# [Exercise task]
Pictures do not belong in the copy, so please give every entry below again exactly.

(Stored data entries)

>>>>>

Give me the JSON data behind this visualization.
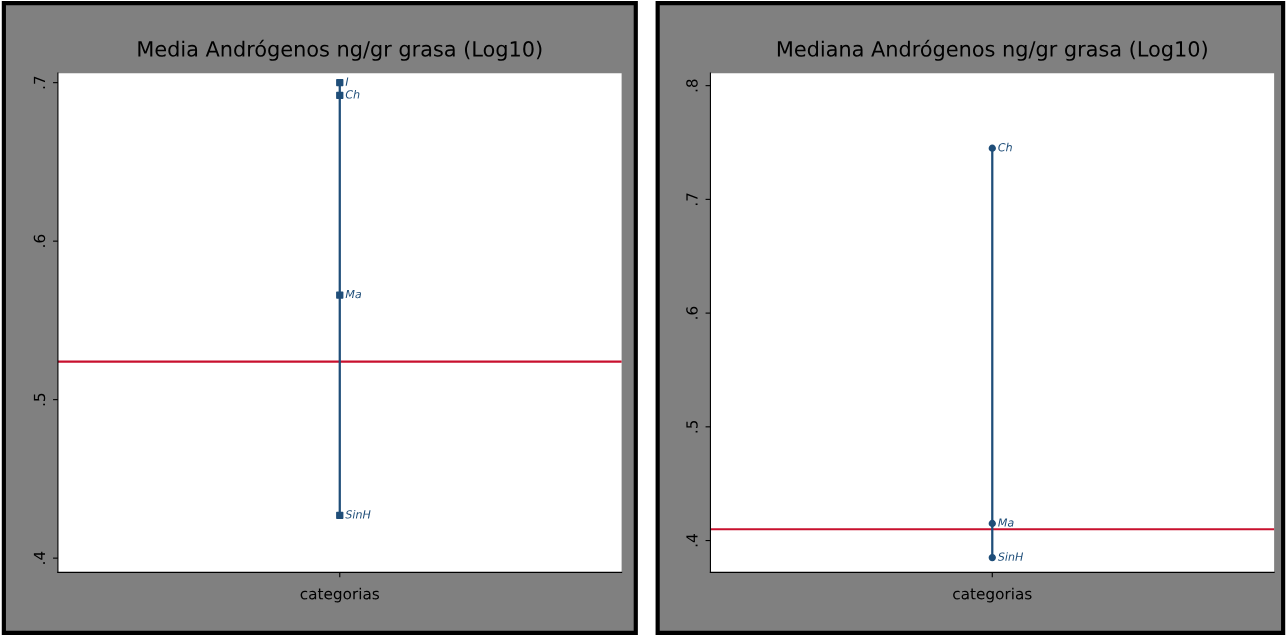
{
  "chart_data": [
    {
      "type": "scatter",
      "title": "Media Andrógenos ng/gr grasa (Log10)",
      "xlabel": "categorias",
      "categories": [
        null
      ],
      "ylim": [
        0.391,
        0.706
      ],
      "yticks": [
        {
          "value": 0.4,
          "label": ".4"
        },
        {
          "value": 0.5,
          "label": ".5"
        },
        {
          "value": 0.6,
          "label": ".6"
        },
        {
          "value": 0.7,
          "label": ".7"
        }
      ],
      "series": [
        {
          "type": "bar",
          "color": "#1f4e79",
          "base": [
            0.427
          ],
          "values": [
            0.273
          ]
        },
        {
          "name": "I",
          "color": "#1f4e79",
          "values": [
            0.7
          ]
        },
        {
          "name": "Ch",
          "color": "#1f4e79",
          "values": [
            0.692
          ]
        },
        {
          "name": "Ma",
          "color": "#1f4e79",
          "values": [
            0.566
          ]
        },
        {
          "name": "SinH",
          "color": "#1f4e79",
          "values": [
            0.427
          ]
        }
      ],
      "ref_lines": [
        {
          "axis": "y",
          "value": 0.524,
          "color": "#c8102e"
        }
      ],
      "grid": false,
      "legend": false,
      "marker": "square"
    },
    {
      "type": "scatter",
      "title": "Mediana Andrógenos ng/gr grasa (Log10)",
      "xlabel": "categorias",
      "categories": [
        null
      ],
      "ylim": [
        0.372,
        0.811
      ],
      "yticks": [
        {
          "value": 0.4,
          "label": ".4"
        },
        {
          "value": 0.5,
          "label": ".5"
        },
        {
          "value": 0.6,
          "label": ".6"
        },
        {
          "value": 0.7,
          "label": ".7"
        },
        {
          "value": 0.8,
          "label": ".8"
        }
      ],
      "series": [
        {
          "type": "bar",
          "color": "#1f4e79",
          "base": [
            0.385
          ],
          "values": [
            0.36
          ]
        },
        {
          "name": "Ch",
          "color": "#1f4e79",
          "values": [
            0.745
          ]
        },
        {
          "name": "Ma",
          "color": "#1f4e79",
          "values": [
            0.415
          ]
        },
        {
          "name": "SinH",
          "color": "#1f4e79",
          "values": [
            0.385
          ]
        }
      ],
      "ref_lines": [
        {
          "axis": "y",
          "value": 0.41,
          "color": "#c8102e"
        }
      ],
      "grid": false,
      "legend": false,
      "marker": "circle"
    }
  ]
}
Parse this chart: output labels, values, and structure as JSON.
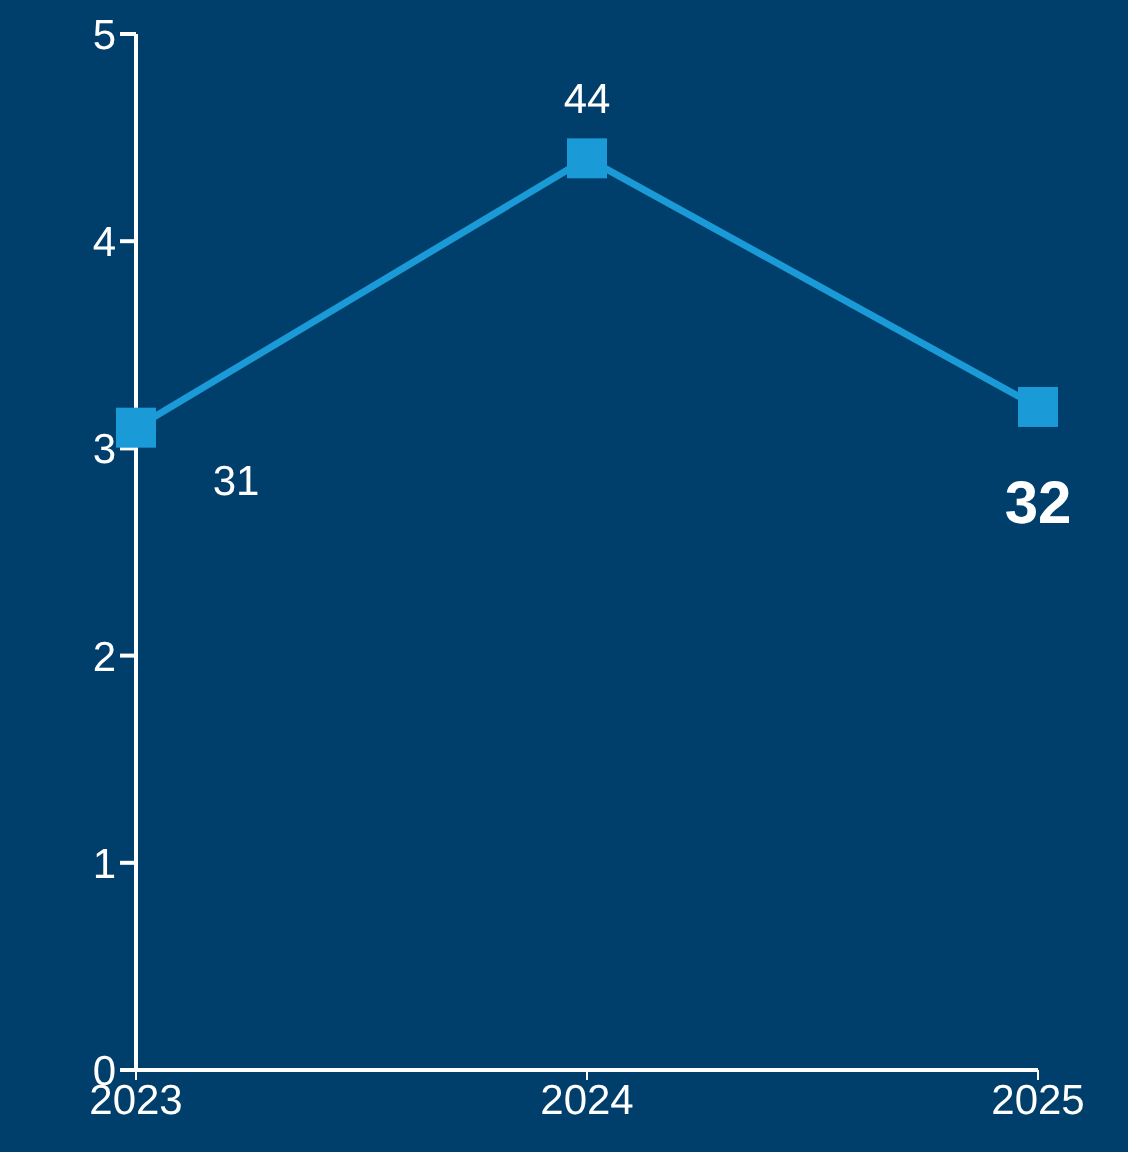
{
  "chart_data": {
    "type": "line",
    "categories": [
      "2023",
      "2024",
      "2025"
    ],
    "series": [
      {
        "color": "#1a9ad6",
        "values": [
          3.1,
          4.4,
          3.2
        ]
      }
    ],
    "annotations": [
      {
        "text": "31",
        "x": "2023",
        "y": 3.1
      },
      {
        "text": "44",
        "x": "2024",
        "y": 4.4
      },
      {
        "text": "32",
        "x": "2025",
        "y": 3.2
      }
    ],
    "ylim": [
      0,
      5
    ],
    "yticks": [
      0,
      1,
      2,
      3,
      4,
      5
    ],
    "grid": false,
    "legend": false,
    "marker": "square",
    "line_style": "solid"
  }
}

<<<<<

# [Full response]
Give me the JSON data behind this visualization.
{
  "chart_data": [
    {
      "type": "scatter",
      "title": "Media Andrógenos ng/gr grasa (Log10)",
      "xlabel": "categorias",
      "categories": [
        null
      ],
      "ylim": [
        0.391,
        0.706
      ],
      "yticks": [
        {
          "value": 0.4,
          "label": ".4"
        },
        {
          "value": 0.5,
          "label": ".5"
        },
        {
          "value": 0.6,
          "label": ".6"
        },
        {
          "value": 0.7,
          "label": ".7"
        }
      ],
      "series": [
        {
          "type": "bar",
          "color": "#1f4e79",
          "base": [
            0.427
          ],
          "values": [
            0.273
          ]
        },
        {
          "name": "I",
          "color": "#1f4e79",
          "values": [
            0.7
          ]
        },
        {
          "name": "Ch",
          "color": "#1f4e79",
          "values": [
            0.692
          ]
        },
        {
          "name": "Ma",
          "color": "#1f4e79",
          "values": [
            0.566
          ]
        },
        {
          "name": "SinH",
          "color": "#1f4e79",
          "values": [
            0.427
          ]
        }
      ],
      "ref_lines": [
        {
          "axis": "y",
          "value": 0.524,
          "color": "#c8102e"
        }
      ],
      "grid": false,
      "legend": false,
      "marker": "square"
    },
    {
      "type": "scatter",
      "title": "Mediana Andrógenos ng/gr grasa (Log10)",
      "xlabel": "categorias",
      "categories": [
        null
      ],
      "ylim": [
        0.372,
        0.811
      ],
      "yticks": [
        {
          "value": 0.4,
          "label": ".4"
        },
        {
          "value": 0.5,
          "label": ".5"
        },
        {
          "value": 0.6,
          "label": ".6"
        },
        {
          "value": 0.7,
          "label": ".7"
        },
        {
          "value": 0.8,
          "label": ".8"
        }
      ],
      "series": [
        {
          "type": "bar",
          "color": "#1f4e79",
          "base": [
            0.385
          ],
          "values": [
            0.36
          ]
        },
        {
          "name": "Ch",
          "color": "#1f4e79",
          "values": [
            0.745
          ]
        },
        {
          "name": "Ma",
          "color": "#1f4e79",
          "values": [
            0.415
          ]
        },
        {
          "name": "SinH",
          "color": "#1f4e79",
          "values": [
            0.385
          ]
        }
      ],
      "ref_lines": [
        {
          "axis": "y",
          "value": 0.41,
          "color": "#c8102e"
        }
      ],
      "grid": false,
      "legend": false,
      "marker": "circle"
    }
  ]
}
Parse this chart: output labels, values, and structure as JSON.
{
  "chart_data": {
    "type": "line",
    "categories": [
      "2023",
      "2024",
      "2025"
    ],
    "series": [
      {
        "color": "#1a9ad6",
        "values": [
          3.1,
          4.4,
          3.2
        ]
      }
    ],
    "annotations": [
      {
        "text": "31",
        "x": "2023",
        "y": 3.1
      },
      {
        "text": "44",
        "x": "2024",
        "y": 4.4
      },
      {
        "text": "32",
        "x": "2025",
        "y": 3.2
      }
    ],
    "ylim": [
      0,
      5
    ],
    "yticks": [
      0,
      1,
      2,
      3,
      4,
      5
    ],
    "grid": false,
    "legend": false,
    "marker": "square",
    "line_style": "solid"
  }
}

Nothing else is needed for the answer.